**What to produce:**
Continue the text on the original wording of the New Testament, picking up right after its final sentence.

Do we know the original wording of the New Testament?  Here I continue!

When scholars try to establish what an ancient author wrote, they can do so only on the basis of the surviving evidence.  That seems, well, rather obvious, but the reality is that most people have never thought about that.  It just seems that if you pick up a copy of Plato, or Euripides, or Cicero, that you’re simply reading what they wrote.  But it’s not that simple.  In none of these cases, or in any other case for any other book from the ancient world, do we actually have the person’s actual writing.  All we have are later copies, and invariably these copies are filled with scribal mistakes.  Scholars who are “textual critics” try to reconstruct the text that the author produced, to the best of their ability.

Records excerpted from a collection
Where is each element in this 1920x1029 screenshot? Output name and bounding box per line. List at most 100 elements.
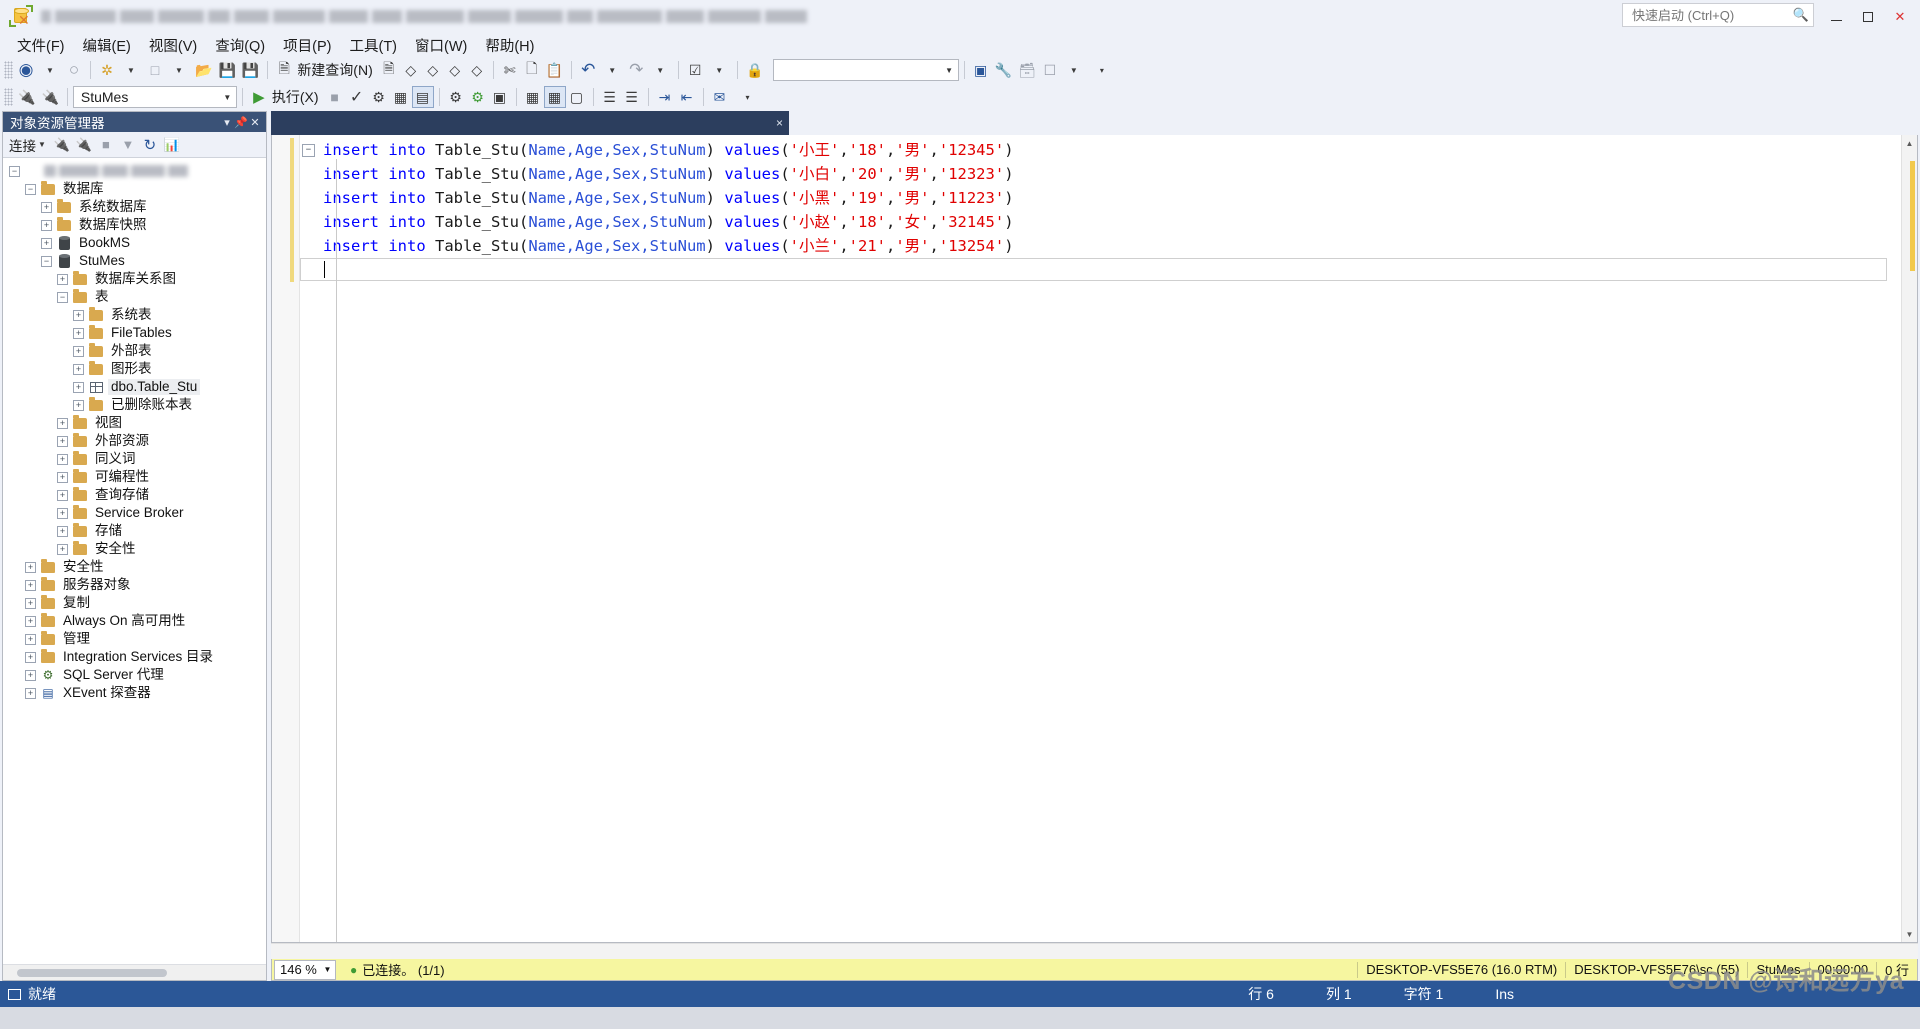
expand-icon[interactable]: + [41, 219, 52, 231]
new-query-label[interactable]: 新建查询(N) [295, 60, 377, 80]
undo-icon[interactable]: ↶ [577, 59, 599, 81]
menu-view[interactable]: 视图(V) [140, 33, 206, 58]
query-toolbar-overflow-icon[interactable]: ▾ [737, 86, 759, 108]
tree-node[interactable]: + 图形表 [3, 360, 266, 378]
menu-help[interactable]: 帮助(H) [476, 33, 543, 58]
tree-node[interactable]: + 存储 [3, 522, 266, 540]
tree-node[interactable]: + 已删除账本表 [3, 396, 266, 414]
scroll-up-icon[interactable]: ▲ [1902, 135, 1917, 151]
chevron-down-icon[interactable]: ▼ [219, 93, 236, 102]
checked-box-dropdown-icon[interactable]: ▼ [708, 59, 730, 81]
quick-launch-input[interactable] [1630, 6, 1790, 24]
editor-hscrollbar[interactable] [271, 943, 1918, 959]
new-dmx-query-icon[interactable]: ◇ [422, 59, 444, 81]
expand-icon[interactable]: + [25, 651, 36, 663]
menu-tools[interactable]: 工具(T) [340, 33, 406, 58]
stop-icon[interactable]: ■ [95, 135, 117, 155]
code-line[interactable]: insert into Table_Stu(Name,Age,Sex,StuNu… [300, 162, 1917, 186]
execute-icon[interactable]: ▶ [248, 86, 270, 108]
chevron-down-icon[interactable]: ▾ [220, 116, 234, 129]
tree-node[interactable]: + ▤ XEvent 探查器 [3, 684, 266, 702]
expand-icon[interactable]: + [73, 399, 84, 411]
include-actual-plan-icon[interactable]: ▤ [411, 86, 434, 108]
tree-node[interactable]: − [3, 162, 266, 180]
new-query-icon[interactable]: 🗎 [273, 59, 295, 81]
tree-node[interactable]: + 外部资源 [3, 432, 266, 450]
lock-icon[interactable]: 🔒 [743, 59, 766, 81]
refresh-icon[interactable]: ↻ [139, 135, 161, 155]
redo-dropdown-icon[interactable]: ▼ [649, 59, 671, 81]
expand-icon[interactable]: + [57, 417, 68, 429]
scrollbar-thumb[interactable] [17, 969, 167, 977]
new-dax-query-icon[interactable]: ◇ [466, 59, 488, 81]
scroll-down-icon[interactable]: ▼ [1902, 926, 1917, 942]
close-button[interactable]: ✕ [1884, 4, 1916, 30]
copy-icon[interactable]: 🗋 [521, 59, 543, 81]
zoom-level-combo[interactable]: 146 % ▼ [274, 959, 336, 980]
current-code-line[interactable] [300, 258, 1887, 281]
expand-icon[interactable]: + [57, 489, 68, 501]
indent-icon[interactable]: ⇥ [654, 86, 676, 108]
expand-icon[interactable]: + [25, 561, 36, 573]
new-xmla-query-icon[interactable]: ◇ [444, 59, 466, 81]
expand-icon[interactable]: + [73, 345, 84, 357]
toolbar-empty-combo[interactable]: ▼ [772, 59, 959, 81]
editor-tab[interactable]: × [271, 111, 790, 135]
save-all-icon[interactable]: 💾 [239, 59, 262, 81]
tree-node[interactable]: + BookMS [3, 234, 266, 252]
stop-icon[interactable]: ■ [324, 86, 346, 108]
object-explorer-tree[interactable]: − − 数据库 + 系统数据库 + 数据库快照 + BookMS − StuMes + 数据库关系图 − 表… [3, 158, 266, 964]
new-mdx-query-icon[interactable]: ◇ [400, 59, 422, 81]
expand-icon[interactable]: + [57, 453, 68, 465]
code-area[interactable]: − insert into Table_Stu(Name,Age,Sex,StuN… [300, 135, 1917, 942]
tree-node[interactable]: − StuMes [3, 252, 266, 270]
expand-icon[interactable]: + [57, 525, 68, 537]
tree-node[interactable]: + FileTables [3, 324, 266, 342]
tree-node[interactable]: + 系统数据库 [3, 198, 266, 216]
expand-icon[interactable]: + [57, 273, 68, 285]
collapse-icon[interactable]: − [25, 183, 36, 195]
expand-icon[interactable]: + [73, 327, 84, 339]
connect-plug-icon[interactable]: 🔌 [51, 135, 73, 155]
menu-edit[interactable]: 编辑(E) [74, 33, 140, 58]
live-query-stats-icon[interactable]: ⚙ [445, 86, 467, 108]
expand-icon[interactable]: + [57, 543, 68, 555]
minimize-button[interactable] [1820, 4, 1852, 30]
expand-icon[interactable]: + [41, 201, 52, 213]
expand-icon[interactable]: + [57, 471, 68, 483]
new-project-icon[interactable]: ✲ [96, 59, 118, 81]
save-icon[interactable]: 💾 [215, 59, 238, 81]
expand-icon[interactable]: + [73, 381, 84, 393]
toolbar-grip[interactable] [4, 61, 13, 79]
xml-icon[interactable]: ▣ [970, 59, 992, 81]
navigate-back-dropdown-icon[interactable]: ▼ [39, 59, 61, 81]
collapse-icon[interactable]: − [57, 291, 68, 303]
cut-icon[interactable]: ✄ [499, 59, 521, 81]
close-icon[interactable]: × [776, 116, 783, 130]
specify-values-icon[interactable]: ✉ [709, 86, 731, 108]
tree-node[interactable]: + 数据库关系图 [3, 270, 266, 288]
menu-window[interactable]: 窗口(W) [406, 33, 476, 58]
tree-node[interactable]: + 数据库快照 [3, 216, 266, 234]
code-line[interactable]: insert into Table_Stu(Name,Age,Sex,StuNu… [300, 210, 1917, 234]
new-project-dropdown-icon[interactable]: ▼ [120, 59, 142, 81]
object-explorer-hscrollbar[interactable] [3, 964, 266, 980]
expand-icon[interactable]: + [57, 507, 68, 519]
code-line[interactable]: insert into Table_Stu(Name,Age,Sex,StuNu… [300, 186, 1917, 210]
editor-vscrollbar[interactable]: ▲ ▼ [1901, 135, 1917, 942]
open-file-icon[interactable]: 📂 [192, 59, 215, 81]
expand-icon[interactable]: + [57, 435, 68, 447]
new-item-dropdown-icon[interactable]: ▼ [168, 59, 190, 81]
menu-file[interactable]: 文件(F) [8, 33, 74, 58]
results-to-grid-icon[interactable]: ▦ [543, 86, 566, 108]
tree-node[interactable]: + 安全性 [3, 558, 266, 576]
menu-project[interactable]: 项目(P) [274, 33, 340, 58]
expand-icon[interactable]: + [25, 615, 36, 627]
tree-node[interactable]: + 系统表 [3, 306, 266, 324]
pin-icon[interactable]: 📌 [234, 116, 248, 129]
tree-node[interactable]: + 视图 [3, 414, 266, 432]
available-databases-combo[interactable]: StuMes ▼ [72, 86, 237, 108]
navigate-back-icon[interactable]: ◉ [15, 59, 37, 81]
tree-node[interactable]: + 同义词 [3, 450, 266, 468]
execute-label[interactable]: 执行(X) [270, 87, 324, 107]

**The answer:**
I have been talking about the challenges of doing that with the New Testament.  In many, many ways we are much better situated with the New Testament than with any other ancient book (or set of books) from the ancient world.  We have WAY more evidence – TONS more – for the NT than for anything else from antiquity.  The reason is not hard to figure out.  Throughout the Middle Ages, when most of our surviving manuscripts of every ancient book were produced, who was doing the copying?   Christian scribes.  Usually monks.   And what would Christian monks prefer to copy?  John’s Gospel or Plato’s Republic?  No contest.  John got copied hundreds and hundreds of times more frequently.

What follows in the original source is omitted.